> _STATED EXERCISE_
From the entries below, copy every line that holds the word "bowl".
══ GIVEN INFORMATION
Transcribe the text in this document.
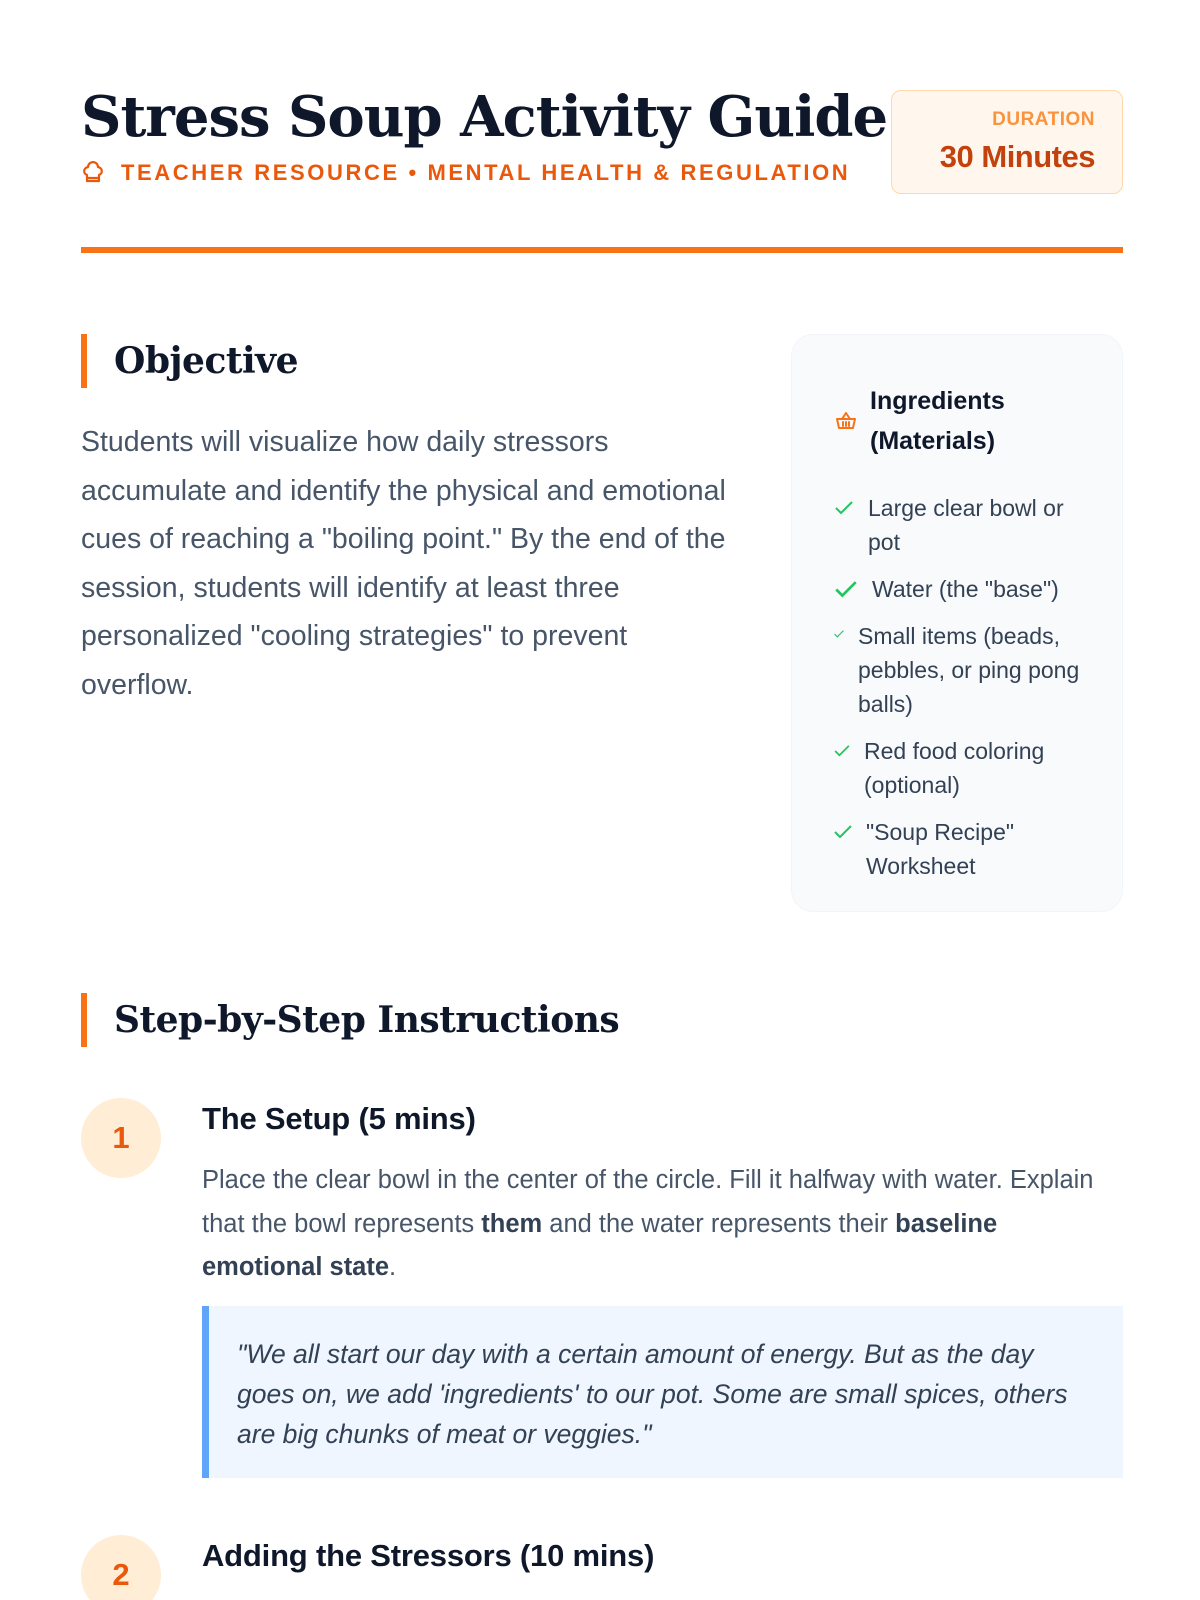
Stress Soup Activity Guide
TEACHER RESOURCE • MENTAL HEALTH & REGULATION
DURATION
30 Minutes
Objective

Students will visualize how daily stressors accumulate and identify the physical and emotional cues of reaching a "boiling point." By the end of the session, students will identify at least three personalized "cooling strategies" to prevent overflow.

Ingredients (Materials)
Large clear bowl or pot
Water (the "base")
Small items (beads, pebbles, or ping pong balls)
Red food coloring (optional)
"Soup Recipe" Worksheet
Step-by-Step Instructions
1
The Setup (5 mins)

Place the clear bowl in the center of the circle. Fill it halfway with water. Explain that the bowl represents them and the water represents their baseline emotional state.

"We all start our day with a certain amount of energy. But as the day goes on, we add 'ingredients' to our pot. Some are small spices, others are big chunks of meat or veggies."
2
Adding the Stressors (10 mins)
════
> _EXERCISE OUTPUT_
Large clear bowl or pot
Place the clear bowl in the center of the circle. Fill it halfway with water. Explain that the bowl represents them and the water represents their baseline emotional state.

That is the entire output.